• [Aim] Give the entries below, from the line holding "give bounding boxes" through the line holding "manuscript-line: tioi enoui", inclusive, as a Markdown table with the columns Row and Entry. Number each row, and leave out blank lines.

• [Data lines]
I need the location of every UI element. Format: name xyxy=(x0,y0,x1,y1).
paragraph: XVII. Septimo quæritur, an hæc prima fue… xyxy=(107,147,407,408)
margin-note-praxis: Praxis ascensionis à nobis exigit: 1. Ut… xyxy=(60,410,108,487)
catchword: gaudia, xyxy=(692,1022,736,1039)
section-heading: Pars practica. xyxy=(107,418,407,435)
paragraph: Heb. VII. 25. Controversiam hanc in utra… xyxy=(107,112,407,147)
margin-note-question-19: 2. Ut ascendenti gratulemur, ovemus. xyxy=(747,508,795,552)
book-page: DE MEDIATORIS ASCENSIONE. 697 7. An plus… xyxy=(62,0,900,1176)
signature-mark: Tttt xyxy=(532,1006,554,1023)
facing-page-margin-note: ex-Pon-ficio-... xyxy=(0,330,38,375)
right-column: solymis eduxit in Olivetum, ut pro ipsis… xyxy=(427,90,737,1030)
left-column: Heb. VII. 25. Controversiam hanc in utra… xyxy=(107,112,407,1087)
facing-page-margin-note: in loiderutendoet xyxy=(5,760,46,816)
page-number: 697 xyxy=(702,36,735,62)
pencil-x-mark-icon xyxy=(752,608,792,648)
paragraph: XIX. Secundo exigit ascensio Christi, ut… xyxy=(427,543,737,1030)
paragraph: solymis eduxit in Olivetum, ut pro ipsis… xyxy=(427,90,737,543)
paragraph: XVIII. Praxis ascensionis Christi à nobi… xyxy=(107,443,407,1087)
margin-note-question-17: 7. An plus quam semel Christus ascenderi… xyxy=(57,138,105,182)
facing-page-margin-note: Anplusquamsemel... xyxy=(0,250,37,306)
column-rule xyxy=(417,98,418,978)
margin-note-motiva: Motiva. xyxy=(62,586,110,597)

--

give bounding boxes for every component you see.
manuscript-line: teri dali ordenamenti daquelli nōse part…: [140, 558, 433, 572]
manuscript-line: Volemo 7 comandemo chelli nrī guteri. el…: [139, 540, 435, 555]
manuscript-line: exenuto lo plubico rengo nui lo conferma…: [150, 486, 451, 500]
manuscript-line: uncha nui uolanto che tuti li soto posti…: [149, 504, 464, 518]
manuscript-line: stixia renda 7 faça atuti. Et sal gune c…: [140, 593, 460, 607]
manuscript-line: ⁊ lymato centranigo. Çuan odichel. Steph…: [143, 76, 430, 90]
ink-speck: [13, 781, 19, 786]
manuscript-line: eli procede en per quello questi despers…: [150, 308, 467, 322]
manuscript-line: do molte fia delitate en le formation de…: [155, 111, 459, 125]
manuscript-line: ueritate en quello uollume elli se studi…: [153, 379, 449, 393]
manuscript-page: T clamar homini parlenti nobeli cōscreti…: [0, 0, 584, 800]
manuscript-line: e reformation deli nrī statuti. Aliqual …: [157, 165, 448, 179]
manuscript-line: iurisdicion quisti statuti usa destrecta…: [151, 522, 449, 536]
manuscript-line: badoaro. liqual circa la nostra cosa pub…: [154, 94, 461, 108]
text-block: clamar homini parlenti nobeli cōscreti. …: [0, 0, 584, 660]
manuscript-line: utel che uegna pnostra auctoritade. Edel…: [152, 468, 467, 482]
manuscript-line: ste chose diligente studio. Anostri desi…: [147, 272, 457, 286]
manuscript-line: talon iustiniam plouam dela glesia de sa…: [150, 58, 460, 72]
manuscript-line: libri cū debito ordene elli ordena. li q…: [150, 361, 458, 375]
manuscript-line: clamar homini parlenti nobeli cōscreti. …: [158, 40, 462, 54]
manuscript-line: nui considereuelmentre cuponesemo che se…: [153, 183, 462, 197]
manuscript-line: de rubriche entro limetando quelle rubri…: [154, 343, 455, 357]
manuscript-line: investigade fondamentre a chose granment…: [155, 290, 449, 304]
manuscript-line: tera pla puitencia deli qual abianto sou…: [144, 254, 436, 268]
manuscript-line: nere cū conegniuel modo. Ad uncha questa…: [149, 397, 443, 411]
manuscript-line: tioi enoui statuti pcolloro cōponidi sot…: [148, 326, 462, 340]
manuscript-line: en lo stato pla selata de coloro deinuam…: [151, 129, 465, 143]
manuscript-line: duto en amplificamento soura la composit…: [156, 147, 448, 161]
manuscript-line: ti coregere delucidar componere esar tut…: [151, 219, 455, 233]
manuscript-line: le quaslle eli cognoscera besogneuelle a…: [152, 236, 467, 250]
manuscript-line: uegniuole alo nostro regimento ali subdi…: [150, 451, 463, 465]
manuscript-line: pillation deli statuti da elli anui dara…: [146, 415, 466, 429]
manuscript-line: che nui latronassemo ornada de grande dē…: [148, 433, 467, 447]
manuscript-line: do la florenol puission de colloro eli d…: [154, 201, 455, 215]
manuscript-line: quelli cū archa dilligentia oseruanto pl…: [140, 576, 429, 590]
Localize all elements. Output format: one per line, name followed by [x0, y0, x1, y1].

--

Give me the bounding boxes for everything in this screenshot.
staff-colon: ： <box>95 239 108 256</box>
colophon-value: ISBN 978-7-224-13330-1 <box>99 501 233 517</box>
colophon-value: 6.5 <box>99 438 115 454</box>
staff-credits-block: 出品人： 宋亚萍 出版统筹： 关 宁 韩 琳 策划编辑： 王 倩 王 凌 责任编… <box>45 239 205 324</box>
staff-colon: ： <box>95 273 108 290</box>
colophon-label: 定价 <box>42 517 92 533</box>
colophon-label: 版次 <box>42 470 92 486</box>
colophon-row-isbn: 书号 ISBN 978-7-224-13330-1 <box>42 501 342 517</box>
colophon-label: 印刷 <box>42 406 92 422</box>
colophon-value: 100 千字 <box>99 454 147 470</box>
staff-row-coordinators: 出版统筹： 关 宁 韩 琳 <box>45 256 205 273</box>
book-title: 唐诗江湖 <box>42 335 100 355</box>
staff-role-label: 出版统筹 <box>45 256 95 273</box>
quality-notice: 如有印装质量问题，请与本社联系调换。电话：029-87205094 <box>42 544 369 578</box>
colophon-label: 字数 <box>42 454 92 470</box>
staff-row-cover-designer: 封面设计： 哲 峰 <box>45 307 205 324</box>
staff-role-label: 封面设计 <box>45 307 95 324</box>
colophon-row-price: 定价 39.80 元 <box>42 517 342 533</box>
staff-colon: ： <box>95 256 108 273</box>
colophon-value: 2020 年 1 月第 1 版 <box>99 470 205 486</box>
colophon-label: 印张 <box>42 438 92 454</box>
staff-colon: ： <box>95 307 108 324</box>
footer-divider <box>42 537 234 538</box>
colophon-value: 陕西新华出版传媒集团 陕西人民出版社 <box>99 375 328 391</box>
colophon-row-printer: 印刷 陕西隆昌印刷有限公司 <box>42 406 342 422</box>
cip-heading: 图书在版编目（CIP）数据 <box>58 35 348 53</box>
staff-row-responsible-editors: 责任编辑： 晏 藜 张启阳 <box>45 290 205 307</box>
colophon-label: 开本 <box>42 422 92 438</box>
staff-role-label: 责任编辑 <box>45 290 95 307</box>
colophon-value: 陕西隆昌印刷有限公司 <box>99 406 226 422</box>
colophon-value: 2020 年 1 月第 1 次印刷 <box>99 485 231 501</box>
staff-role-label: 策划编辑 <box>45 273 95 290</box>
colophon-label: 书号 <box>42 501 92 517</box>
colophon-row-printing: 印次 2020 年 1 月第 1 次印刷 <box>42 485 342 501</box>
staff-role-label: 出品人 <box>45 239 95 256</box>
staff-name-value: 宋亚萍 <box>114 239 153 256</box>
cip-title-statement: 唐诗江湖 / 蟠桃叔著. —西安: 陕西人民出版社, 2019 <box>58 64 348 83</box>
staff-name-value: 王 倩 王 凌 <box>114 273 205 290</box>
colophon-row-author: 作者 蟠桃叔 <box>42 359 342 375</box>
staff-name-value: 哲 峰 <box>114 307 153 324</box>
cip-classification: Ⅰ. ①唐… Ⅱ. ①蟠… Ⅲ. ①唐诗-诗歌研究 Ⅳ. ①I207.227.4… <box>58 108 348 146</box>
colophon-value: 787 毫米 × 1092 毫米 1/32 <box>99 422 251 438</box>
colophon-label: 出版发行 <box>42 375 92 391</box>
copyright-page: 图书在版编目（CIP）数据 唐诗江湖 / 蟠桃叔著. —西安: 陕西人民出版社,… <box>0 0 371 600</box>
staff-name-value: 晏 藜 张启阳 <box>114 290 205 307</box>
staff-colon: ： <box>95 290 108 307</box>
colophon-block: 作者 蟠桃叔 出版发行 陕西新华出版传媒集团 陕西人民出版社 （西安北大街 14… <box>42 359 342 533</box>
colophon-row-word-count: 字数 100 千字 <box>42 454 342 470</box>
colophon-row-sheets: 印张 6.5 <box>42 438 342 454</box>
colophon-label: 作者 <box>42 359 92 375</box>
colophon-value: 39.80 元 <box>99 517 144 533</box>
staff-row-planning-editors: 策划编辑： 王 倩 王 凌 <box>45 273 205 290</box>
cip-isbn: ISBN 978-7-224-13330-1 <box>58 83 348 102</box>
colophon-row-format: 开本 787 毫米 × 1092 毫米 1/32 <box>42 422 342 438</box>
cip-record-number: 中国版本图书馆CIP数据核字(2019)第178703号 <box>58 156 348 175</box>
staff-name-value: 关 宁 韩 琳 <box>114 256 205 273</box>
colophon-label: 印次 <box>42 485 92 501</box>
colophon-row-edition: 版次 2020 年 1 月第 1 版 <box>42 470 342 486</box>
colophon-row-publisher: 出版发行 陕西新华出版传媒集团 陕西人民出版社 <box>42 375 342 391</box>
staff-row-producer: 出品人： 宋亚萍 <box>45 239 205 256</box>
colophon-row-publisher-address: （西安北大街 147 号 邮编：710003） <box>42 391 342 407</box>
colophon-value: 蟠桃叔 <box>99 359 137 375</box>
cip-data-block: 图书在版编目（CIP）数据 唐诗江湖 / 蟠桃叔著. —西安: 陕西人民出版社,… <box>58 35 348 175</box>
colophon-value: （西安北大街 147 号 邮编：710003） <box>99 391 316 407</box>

• [Final answer]
| Row | Entry |
|---|---|
| 1 | give bounding boxes for every component you see. |
| 2 | manuscript-line: teri dali ordenamenti daquelli nōse part…: [140, 558, 433, 572] |
| 3 | manuscript-line: Volemo 7 comandemo chelli nrī guteri. el…: [139, 540, 435, 555] |
| 4 | manuscript-line: exenuto lo plubico rengo nui lo conferma…: [150, 486, 451, 500] |
| 5 | manuscript-line: uncha nui uolanto che tuti li soto posti…: [149, 504, 464, 518] |
| 6 | manuscript-line: stixia renda 7 faça atuti. Et sal gune c…: [140, 593, 460, 607] |
| 7 | manuscript-line: ⁊ lymato centranigo. Çuan odichel. Steph…: [143, 76, 430, 90] |
| 8 | ink-speck: [13, 781, 19, 786] |
| 9 | manuscript-line: eli procede en per quello questi despers…: [150, 308, 467, 322] |
| 10 | manuscript-line: do molte fia delitate en le formation de…: [155, 111, 459, 125] |
| 11 | manuscript-line: ueritate en quello uollume elli se studi…: [153, 379, 449, 393] |
| 12 | manuscript-page: T clamar homini parlenti nobeli cōscreti…: [0, 0, 584, 800] |
| 13 | manuscript-line: e reformation deli nrī statuti. Aliqual …: [157, 165, 448, 179] |
| 14 | manuscript-line: iurisdicion quisti statuti usa destrecta…: [151, 522, 449, 536] |
| 15 | manuscript-line: badoaro. liqual circa la nostra cosa pub…: [154, 94, 461, 108] |
| 16 | text-block: clamar homini parlenti nobeli cōscreti. …: [0, 0, 584, 660] |
| 17 | manuscript-line: utel che uegna pnostra auctoritade. Edel…: [152, 468, 467, 482] |
| 18 | manuscript-line: ste chose diligente studio. Anostri desi…: [147, 272, 457, 286] |
| 19 | manuscript-line: talon iustiniam plouam dela glesia de sa…: [150, 58, 460, 72] |
| 20 | manuscript-line: libri cū debito ordene elli ordena. li q…: [150, 361, 458, 375] |
| 21 | manuscript-line: clamar homini parlenti nobeli cōscreti. …: [158, 40, 462, 54] |
| 22 | manuscript-line: nui considereuelmentre cuponesemo che se…: [153, 183, 462, 197] |
| 23 | manuscript-line: de rubriche entro limetando quelle rubri…: [154, 343, 455, 357] |
| 24 | manuscript-line: investigade fondamentre a chose granment…: [155, 290, 449, 304] |
| 25 | manuscript-line: tera pla puitencia deli qual abianto sou…: [144, 254, 436, 268] |
| 26 | manuscript-line: nere cū conegniuel modo. Ad uncha questa…: [149, 397, 443, 411] |
| 27 | manuscript-line: tioi enoui statuti pcolloro cōponidi sot…: [148, 326, 462, 340] |